> **DIRECTION**
Rewrite the items below as a JSON list of strings with one string per line, skipping blank lines. Leave the pictures out of the answer.

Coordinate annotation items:
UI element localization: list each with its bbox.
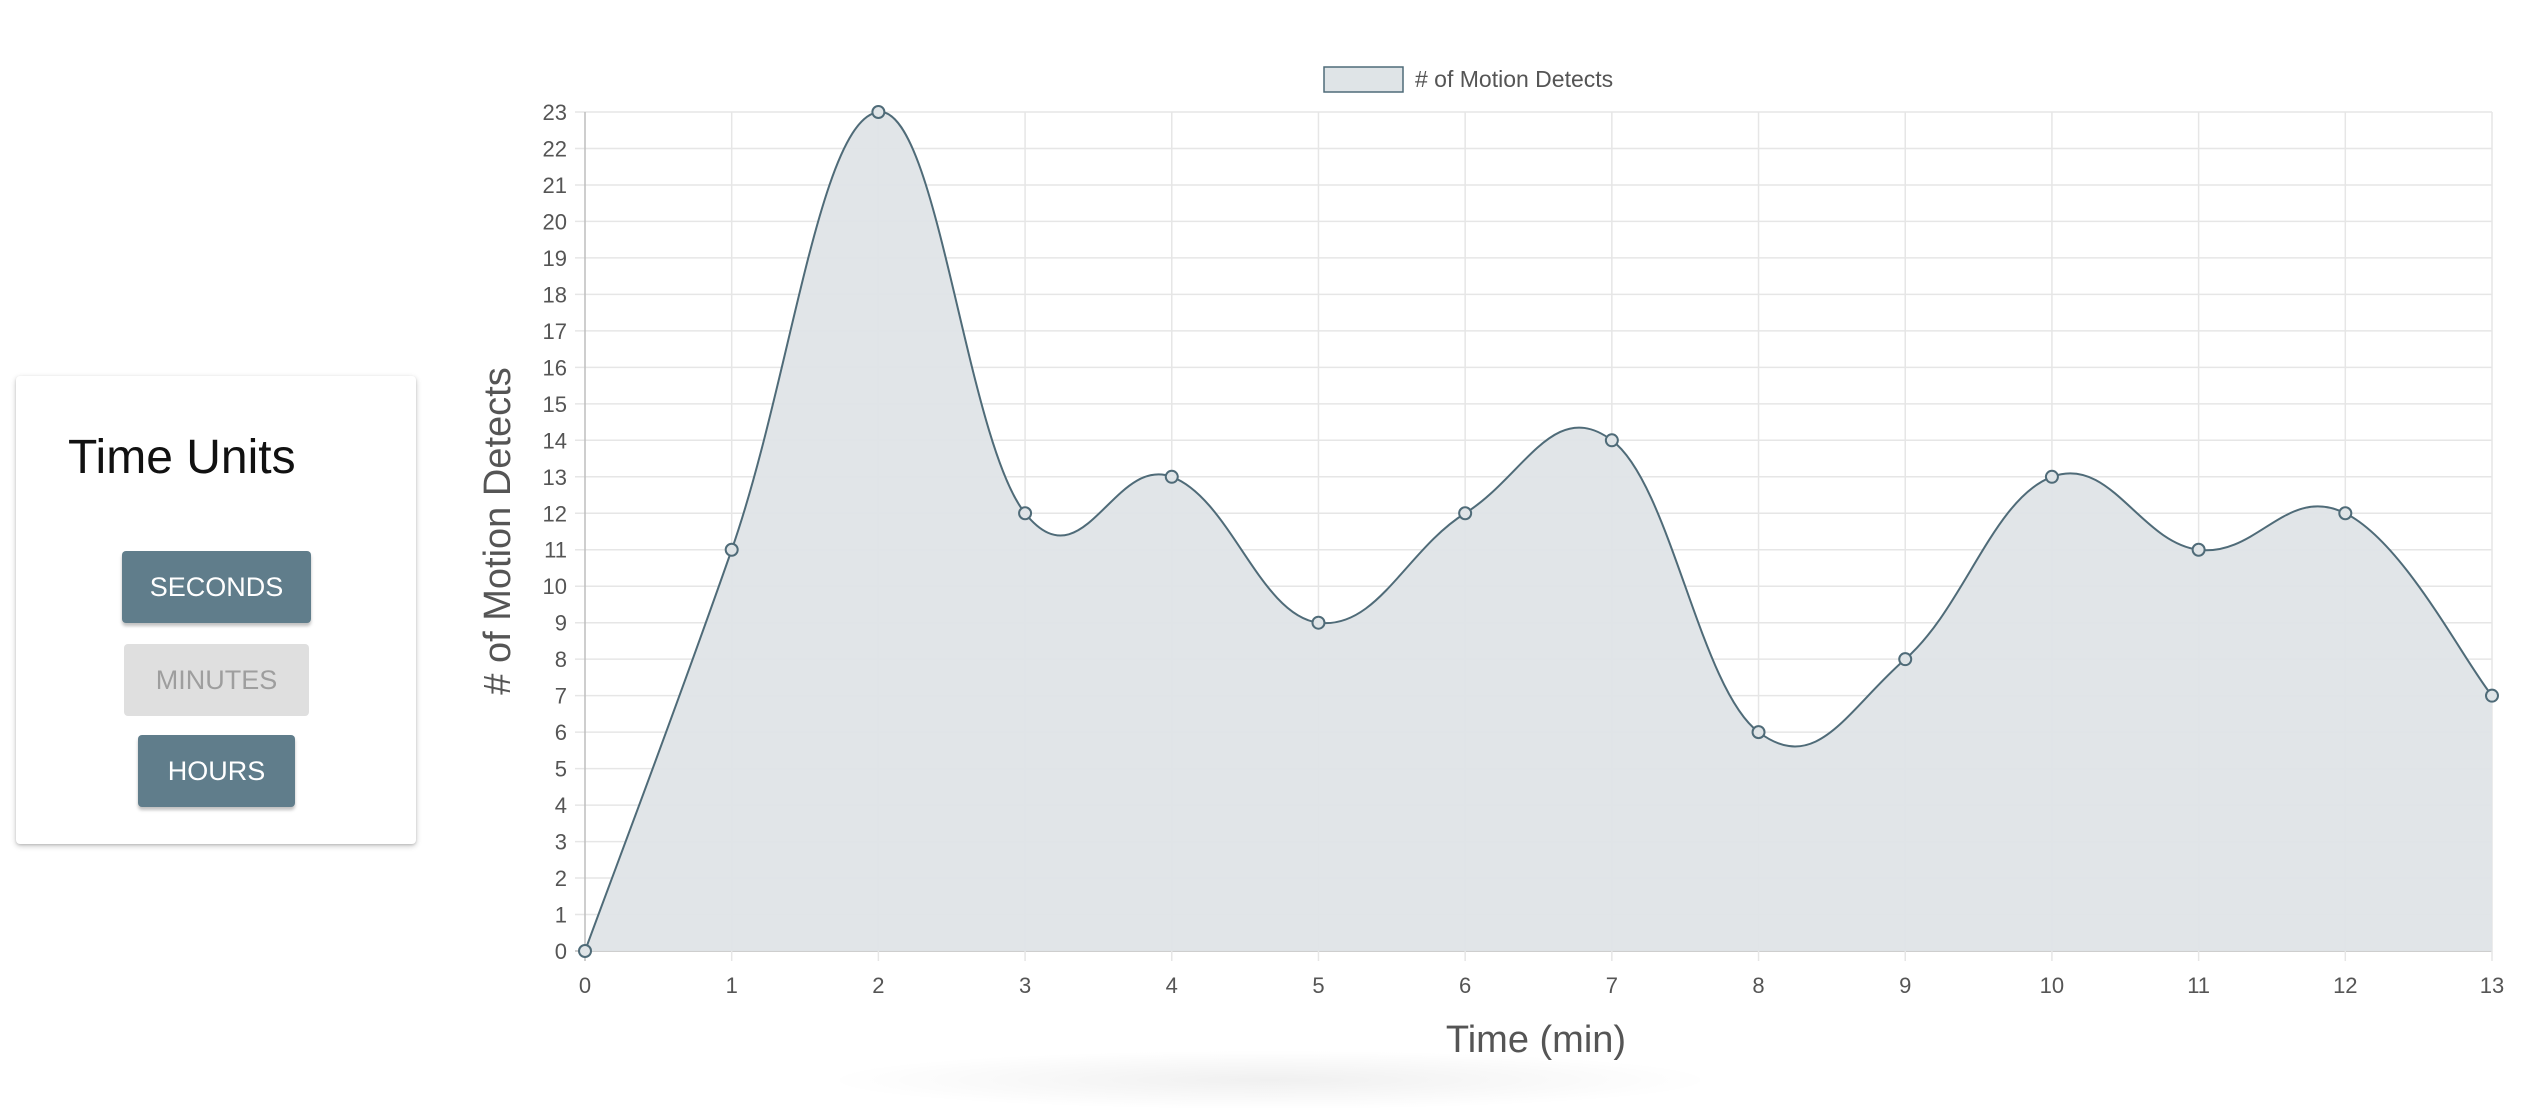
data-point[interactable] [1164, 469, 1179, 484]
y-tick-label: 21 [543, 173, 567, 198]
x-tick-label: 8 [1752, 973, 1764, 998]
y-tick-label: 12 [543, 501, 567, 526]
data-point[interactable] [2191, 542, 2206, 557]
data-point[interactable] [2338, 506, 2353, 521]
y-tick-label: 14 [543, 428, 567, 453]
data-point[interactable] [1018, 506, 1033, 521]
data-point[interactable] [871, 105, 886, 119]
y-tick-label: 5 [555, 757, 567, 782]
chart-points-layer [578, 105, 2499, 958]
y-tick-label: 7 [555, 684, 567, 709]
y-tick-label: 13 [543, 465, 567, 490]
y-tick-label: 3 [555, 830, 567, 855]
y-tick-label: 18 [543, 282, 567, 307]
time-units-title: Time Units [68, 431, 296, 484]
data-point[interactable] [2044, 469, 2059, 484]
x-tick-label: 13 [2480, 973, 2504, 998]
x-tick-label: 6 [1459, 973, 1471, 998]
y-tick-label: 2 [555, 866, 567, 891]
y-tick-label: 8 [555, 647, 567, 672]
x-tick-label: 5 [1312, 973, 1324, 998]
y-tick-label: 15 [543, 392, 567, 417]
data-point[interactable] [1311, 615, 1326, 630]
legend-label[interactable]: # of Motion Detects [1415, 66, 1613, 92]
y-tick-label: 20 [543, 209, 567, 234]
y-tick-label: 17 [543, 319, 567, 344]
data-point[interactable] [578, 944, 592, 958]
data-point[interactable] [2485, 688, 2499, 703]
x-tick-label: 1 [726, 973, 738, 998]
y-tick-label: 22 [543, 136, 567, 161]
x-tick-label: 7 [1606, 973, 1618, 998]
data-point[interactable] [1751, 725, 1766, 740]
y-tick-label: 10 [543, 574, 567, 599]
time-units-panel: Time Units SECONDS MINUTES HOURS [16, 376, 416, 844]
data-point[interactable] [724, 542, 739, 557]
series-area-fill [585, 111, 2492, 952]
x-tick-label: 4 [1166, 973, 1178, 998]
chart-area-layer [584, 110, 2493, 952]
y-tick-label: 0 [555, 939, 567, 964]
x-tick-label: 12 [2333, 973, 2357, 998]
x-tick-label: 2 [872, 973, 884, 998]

> **TASK OUTPUT**
[
  "UI element localization: list each with its bbox.",
  "data-point[interactable] [1164, 469, 1179, 484]",
  "y-tick-label: 21 [543, 173, 567, 198]",
  "x-tick-label: 8 [1752, 973, 1764, 998]",
  "y-tick-label: 12 [543, 501, 567, 526]",
  "data-point[interactable] [2191, 542, 2206, 557]",
  "data-point[interactable] [2338, 506, 2353, 521]",
  "y-tick-label: 14 [543, 428, 567, 453]",
  "data-point[interactable] [1018, 506, 1033, 521]",
  "data-point[interactable] [871, 105, 886, 119]",
  "y-tick-label: 5 [555, 757, 567, 782]",
  "chart-points-layer [578, 105, 2499, 958]",
  "y-tick-label: 7 [555, 684, 567, 709]",
  "y-tick-label: 13 [543, 465, 567, 490]",
  "y-tick-label: 3 [555, 830, 567, 855]",
  "y-tick-label: 18 [543, 282, 567, 307]",
  "time-units-title: Time Units [68, 431, 296, 484]",
  "data-point[interactable] [2044, 469, 2059, 484]",
  "x-tick-label: 13 [2480, 973, 2504, 998]",
  "x-tick-label: 6 [1459, 973, 1471, 998]",
  "y-tick-label: 2 [555, 866, 567, 891]",
  "y-tick-label: 8 [555, 647, 567, 672]",
  "x-tick-label: 5 [1312, 973, 1324, 998]",
  "y-tick-label: 15 [543, 392, 567, 417]",
  "data-point[interactable] [1311, 615, 1326, 630]",
  "legend-label[interactable]: # of Motion Detects [1415, 66, 1613, 92]",
  "y-tick-label: 20 [543, 209, 567, 234]",
  "y-tick-label: 17 [543, 319, 567, 344]",
  "data-point[interactable] [578, 944, 592, 958]",
  "data-point[interactable] [2485, 688, 2499, 703]",
  "x-tick-label: 1 [726, 973, 738, 998]",
  "y-tick-label: 22 [543, 136, 567, 161]",
  "x-tick-label: 7 [1606, 973, 1618, 998]",
  "data-point[interactable] [1751, 725, 1766, 740]",
  "y-tick-label: 10 [543, 574, 567, 599]",
  "time-units-panel: Time Units SECONDS MINUTES HOURS [16, 376, 416, 844]",
  "data-point[interactable] [724, 542, 739, 557]",
  "series-area-fill [585, 111, 2492, 952]",
  "x-tick-label: 4 [1166, 973, 1178, 998]",
  "chart-area-layer [584, 110, 2493, 952]",
  "y-tick-label: 0 [555, 939, 567, 964]",
  "x-tick-label: 12 [2333, 973, 2357, 998]",
  "x-tick-label: 2 [872, 973, 884, 998]"
]